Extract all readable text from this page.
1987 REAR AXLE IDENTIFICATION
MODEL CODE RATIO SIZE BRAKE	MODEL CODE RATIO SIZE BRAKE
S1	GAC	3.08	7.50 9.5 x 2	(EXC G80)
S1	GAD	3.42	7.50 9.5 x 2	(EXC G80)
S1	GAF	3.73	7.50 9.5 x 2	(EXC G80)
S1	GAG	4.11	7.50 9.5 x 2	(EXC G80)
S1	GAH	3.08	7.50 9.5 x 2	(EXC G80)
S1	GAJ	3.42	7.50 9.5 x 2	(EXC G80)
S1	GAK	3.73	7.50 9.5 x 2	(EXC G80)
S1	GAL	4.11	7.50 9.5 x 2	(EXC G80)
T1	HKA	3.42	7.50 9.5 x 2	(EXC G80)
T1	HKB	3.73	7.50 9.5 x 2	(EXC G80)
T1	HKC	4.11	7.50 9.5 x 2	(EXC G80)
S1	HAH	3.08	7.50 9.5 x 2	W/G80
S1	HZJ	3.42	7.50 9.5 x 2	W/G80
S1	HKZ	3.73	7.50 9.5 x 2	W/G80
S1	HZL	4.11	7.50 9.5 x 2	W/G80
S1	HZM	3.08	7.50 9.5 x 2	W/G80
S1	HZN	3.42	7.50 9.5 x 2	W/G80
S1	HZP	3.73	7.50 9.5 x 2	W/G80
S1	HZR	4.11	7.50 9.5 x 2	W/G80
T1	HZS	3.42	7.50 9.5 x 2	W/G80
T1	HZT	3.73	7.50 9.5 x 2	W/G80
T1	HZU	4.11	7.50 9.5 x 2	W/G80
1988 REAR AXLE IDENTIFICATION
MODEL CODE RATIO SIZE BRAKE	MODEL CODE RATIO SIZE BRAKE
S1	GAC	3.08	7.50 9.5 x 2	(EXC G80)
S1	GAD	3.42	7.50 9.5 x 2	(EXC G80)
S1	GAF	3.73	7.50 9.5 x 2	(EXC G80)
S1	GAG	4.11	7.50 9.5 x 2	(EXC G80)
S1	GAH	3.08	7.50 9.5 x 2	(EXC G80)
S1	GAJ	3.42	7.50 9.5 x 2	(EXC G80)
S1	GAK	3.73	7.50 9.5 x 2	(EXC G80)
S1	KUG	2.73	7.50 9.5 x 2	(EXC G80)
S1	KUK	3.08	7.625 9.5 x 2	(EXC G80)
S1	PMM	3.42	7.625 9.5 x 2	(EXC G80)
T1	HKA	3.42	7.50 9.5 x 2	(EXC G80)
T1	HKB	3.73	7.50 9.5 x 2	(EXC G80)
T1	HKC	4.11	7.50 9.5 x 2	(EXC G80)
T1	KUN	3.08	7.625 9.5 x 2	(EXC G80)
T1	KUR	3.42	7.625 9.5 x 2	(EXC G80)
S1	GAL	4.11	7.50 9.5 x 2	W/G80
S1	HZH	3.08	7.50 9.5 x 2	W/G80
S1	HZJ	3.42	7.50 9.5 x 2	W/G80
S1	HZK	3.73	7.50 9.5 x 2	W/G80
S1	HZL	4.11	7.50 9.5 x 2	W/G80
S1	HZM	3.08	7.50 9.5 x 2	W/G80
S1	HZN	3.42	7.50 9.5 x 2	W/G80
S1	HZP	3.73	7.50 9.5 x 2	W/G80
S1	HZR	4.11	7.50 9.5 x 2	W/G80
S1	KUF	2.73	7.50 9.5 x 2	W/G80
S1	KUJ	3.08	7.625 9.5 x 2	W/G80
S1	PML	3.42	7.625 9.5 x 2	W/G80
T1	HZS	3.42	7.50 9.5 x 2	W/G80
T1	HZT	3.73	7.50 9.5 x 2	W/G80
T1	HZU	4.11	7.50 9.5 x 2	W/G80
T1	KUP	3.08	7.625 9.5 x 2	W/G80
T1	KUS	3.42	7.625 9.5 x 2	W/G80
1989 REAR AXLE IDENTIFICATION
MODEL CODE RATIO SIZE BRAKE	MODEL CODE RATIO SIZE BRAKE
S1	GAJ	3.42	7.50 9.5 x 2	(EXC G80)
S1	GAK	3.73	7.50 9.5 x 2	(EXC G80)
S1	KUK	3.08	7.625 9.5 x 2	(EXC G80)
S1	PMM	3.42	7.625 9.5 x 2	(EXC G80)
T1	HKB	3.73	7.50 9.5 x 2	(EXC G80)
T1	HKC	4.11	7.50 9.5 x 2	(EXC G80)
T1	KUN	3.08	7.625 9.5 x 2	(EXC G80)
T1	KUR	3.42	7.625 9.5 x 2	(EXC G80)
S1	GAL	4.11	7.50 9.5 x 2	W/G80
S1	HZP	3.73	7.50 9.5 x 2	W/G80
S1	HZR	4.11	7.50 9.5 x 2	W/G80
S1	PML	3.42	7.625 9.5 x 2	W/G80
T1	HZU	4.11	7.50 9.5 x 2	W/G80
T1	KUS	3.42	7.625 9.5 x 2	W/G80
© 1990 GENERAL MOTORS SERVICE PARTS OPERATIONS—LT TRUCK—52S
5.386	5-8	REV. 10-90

● Instructions to follow
Retype every record above exactly as it appears.

● The solution
Extract all readable text from this page.
1987 REAR AXLE IDENTIFICATION
MODEL CODE RATIO SIZE BRAKE	MODEL CODE RATIO SIZE BRAKE
S1	GAC	3.08	7.50 9.5 x 2	(EXC G80)
S1	GAD	3.42	7.50 9.5 x 2	(EXC G80)
S1	GAF	3.73	7.50 9.5 x 2	(EXC G80)
S1	GAG	4.11	7.50 9.5 x 2	(EXC G80)
S1	GAH	3.08	7.50 9.5 x 2	(EXC G80)
S1	GAJ	3.42	7.50 9.5 x 2	(EXC G80)
S1	GAK	3.73	7.50 9.5 x 2	(EXC G80)
S1	GAL	4.11	7.50 9.5 x 2	(EXC G80)
T1	HKA	3.42	7.50 9.5 x 2	(EXC G80)
T1	HKB	3.73	7.50 9.5 x 2	(EXC G80)
T1	HKC	4.11	7.50 9.5 x 2	(EXC G80)
S1	HAH	3.08	7.50 9.5 x 2	W/G80
S1	HZJ	3.42	7.50 9.5 x 2	W/G80
S1	HKZ	3.73	7.50 9.5 x 2	W/G80
S1	HZL	4.11	7.50 9.5 x 2	W/G80
S1	HZM	3.08	7.50 9.5 x 2	W/G80
S1	HZN	3.42	7.50 9.5 x 2	W/G80
S1	HZP	3.73	7.50 9.5 x 2	W/G80
S1	HZR	4.11	7.50 9.5 x 2	W/G80
T1	HZS	3.42	7.50 9.5 x 2	W/G80
T1	HZT	3.73	7.50 9.5 x 2	W/G80
T1	HZU	4.11	7.50 9.5 x 2	W/G80
1988 REAR AXLE IDENTIFICATION
MODEL CODE RATIO SIZE BRAKE	MODEL CODE RATIO SIZE BRAKE
S1	GAC	3.08	7.50 9.5 x 2	(EXC G80)
S1	GAD	3.42	7.50 9.5 x 2	(EXC G80)
S1	GAF	3.73	7.50 9.5 x 2	(EXC G80)
S1	GAG	4.11	7.50 9.5 x 2	(EXC G80)
S1	GAH	3.08	7.50 9.5 x 2	(EXC G80)
S1	GAJ	3.42	7.50 9.5 x 2	(EXC G80)
S1	GAK	3.73	7.50 9.5 x 2	(EXC G80)
S1	KUG	2.73	7.50 9.5 x 2	(EXC G80)
S1	KUK	3.08	7.625 9.5 x 2	(EXC G80)
S1	PMM	3.42	7.625 9.5 x 2	(EXC G80)
T1	HKA	3.42	7.50 9.5 x 2	(EXC G80)
T1	HKB	3.73	7.50 9.5 x 2	(EXC G80)
T1	HKC	4.11	7.50 9.5 x 2	(EXC G80)
T1	KUN	3.08	7.625 9.5 x 2	(EXC G80)
T1	KUR	3.42	7.625 9.5 x 2	(EXC G80)
S1	GAL	4.11	7.50 9.5 x 2	W/G80
S1	HZH	3.08	7.50 9.5 x 2	W/G80
S1	HZJ	3.42	7.50 9.5 x 2	W/G80
S1	HZK	3.73	7.50 9.5 x 2	W/G80
S1	HZL	4.11	7.50 9.5 x 2	W/G80
S1	HZM	3.08	7.50 9.5 x 2	W/G80
S1	HZN	3.42	7.50 9.5 x 2	W/G80
S1	HZP	3.73	7.50 9.5 x 2	W/G80
S1	HZR	4.11	7.50 9.5 x 2	W/G80
S1	KUF	2.73	7.50 9.5 x 2	W/G80
S1	KUJ	3.08	7.625 9.5 x 2	W/G80
S1	PML	3.42	7.625 9.5 x 2	W/G80
T1	HZS	3.42	7.50 9.5 x 2	W/G80
T1	HZT	3.73	7.50 9.5 x 2	W/G80
T1	HZU	4.11	7.50 9.5 x 2	W/G80
T1	KUP	3.08	7.625 9.5 x 2	W/G80
T1	KUS	3.42	7.625 9.5 x 2	W/G80
1989 REAR AXLE IDENTIFICATION
MODEL CODE RATIO SIZE BRAKE	MODEL CODE RATIO SIZE BRAKE
S1	GAJ	3.42	7.50 9.5 x 2	(EXC G80)
S1	GAK	3.73	7.50 9.5 x 2	(EXC G80)
S1	KUK	3.08	7.625 9.5 x 2	(EXC G80)
S1	PMM	3.42	7.625 9.5 x 2	(EXC G80)
T1	HKB	3.73	7.50 9.5 x 2	(EXC G80)
T1	HKC	4.11	7.50 9.5 x 2	(EXC G80)
T1	KUN	3.08	7.625 9.5 x 2	(EXC G80)
T1	KUR	3.42	7.625 9.5 x 2	(EXC G80)
S1	GAL	4.11	7.50 9.5 x 2	W/G80
S1	HZP	3.73	7.50 9.5 x 2	W/G80
S1	HZR	4.11	7.50 9.5 x 2	W/G80
S1	PML	3.42	7.625 9.5 x 2	W/G80
T1	HZU	4.11	7.50 9.5 x 2	W/G80
T1	KUS	3.42	7.625 9.5 x 2	W/G80
© 1990 GENERAL MOTORS SERVICE PARTS OPERATIONS—LT TRUCK—52S
5.386	5-8	REV. 10-90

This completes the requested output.